- [Dataset entries]
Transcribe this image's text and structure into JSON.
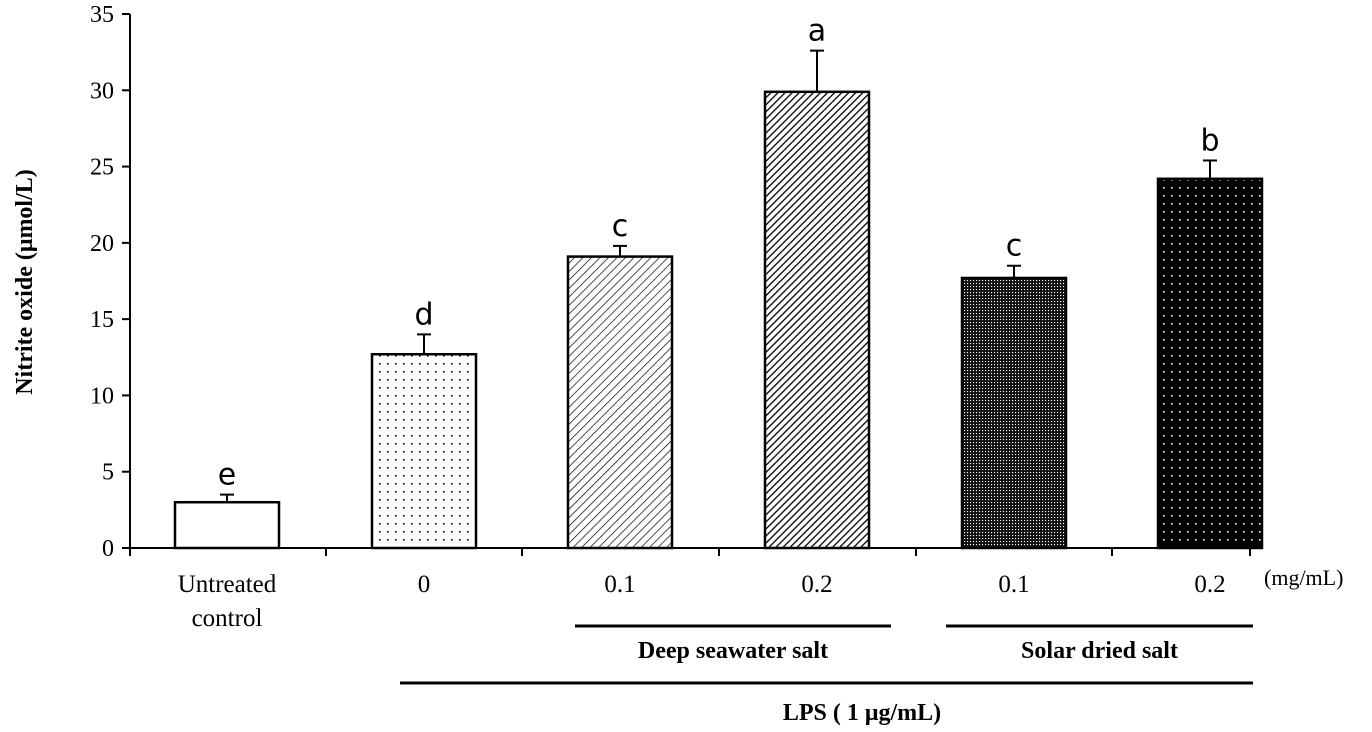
{
  "chart_data": {
    "type": "bar",
    "ylabel": "Nitrite oxide (μmol/L)",
    "ylim": [
      0,
      35
    ],
    "yticks": [
      0,
      5,
      10,
      15,
      20,
      25,
      30,
      35
    ],
    "unit_label": "(mg/mL)",
    "categories": [
      {
        "label_lines": [
          "Untreated",
          "control"
        ],
        "value": 3.0,
        "error": 0.5,
        "letter": "e",
        "pattern": "white"
      },
      {
        "label_lines": [
          "0"
        ],
        "value": 12.7,
        "error": 1.3,
        "letter": "d",
        "pattern": "sparse-dots"
      },
      {
        "label_lines": [
          "0.1"
        ],
        "value": 19.1,
        "error": 0.7,
        "letter": "c",
        "pattern": "diagonal-light"
      },
      {
        "label_lines": [
          "0.2"
        ],
        "value": 29.9,
        "error": 2.7,
        "letter": "a",
        "pattern": "diagonal-dense"
      },
      {
        "label_lines": [
          "0.1"
        ],
        "value": 17.7,
        "error": 0.8,
        "letter": "c",
        "pattern": "dense-dots"
      },
      {
        "label_lines": [
          "0.2"
        ],
        "value": 24.2,
        "error": 1.2,
        "letter": "b",
        "pattern": "black-dots"
      }
    ],
    "groups": [
      {
        "label": "Deep seawater salt",
        "from": 2,
        "to": 3
      },
      {
        "label": "Solar dried salt",
        "from": 4,
        "to": 5
      }
    ],
    "treatment": {
      "label": "LPS  ( 1 μg/mL)",
      "from": 1,
      "to": 5
    },
    "grid": false,
    "legend": "none"
  }
}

- [Exercise objective]
Make a verbatim copy of all the entries and strip out the pictures.

- [Final result]
Transcribe this image's text and structure into JSON.
{
  "chart_data": {
    "type": "bar",
    "ylabel": "Nitrite oxide (μmol/L)",
    "ylim": [
      0,
      35
    ],
    "yticks": [
      0,
      5,
      10,
      15,
      20,
      25,
      30,
      35
    ],
    "unit_label": "(mg/mL)",
    "categories": [
      {
        "label_lines": [
          "Untreated",
          "control"
        ],
        "value": 3.0,
        "error": 0.5,
        "letter": "e",
        "pattern": "white"
      },
      {
        "label_lines": [
          "0"
        ],
        "value": 12.7,
        "error": 1.3,
        "letter": "d",
        "pattern": "sparse-dots"
      },
      {
        "label_lines": [
          "0.1"
        ],
        "value": 19.1,
        "error": 0.7,
        "letter": "c",
        "pattern": "diagonal-light"
      },
      {
        "label_lines": [
          "0.2"
        ],
        "value": 29.9,
        "error": 2.7,
        "letter": "a",
        "pattern": "diagonal-dense"
      },
      {
        "label_lines": [
          "0.1"
        ],
        "value": 17.7,
        "error": 0.8,
        "letter": "c",
        "pattern": "dense-dots"
      },
      {
        "label_lines": [
          "0.2"
        ],
        "value": 24.2,
        "error": 1.2,
        "letter": "b",
        "pattern": "black-dots"
      }
    ],
    "groups": [
      {
        "label": "Deep seawater salt",
        "from": 2,
        "to": 3
      },
      {
        "label": "Solar dried salt",
        "from": 4,
        "to": 5
      }
    ],
    "treatment": {
      "label": "LPS  ( 1 μg/mL)",
      "from": 1,
      "to": 5
    },
    "grid": false,
    "legend": "none"
  }
}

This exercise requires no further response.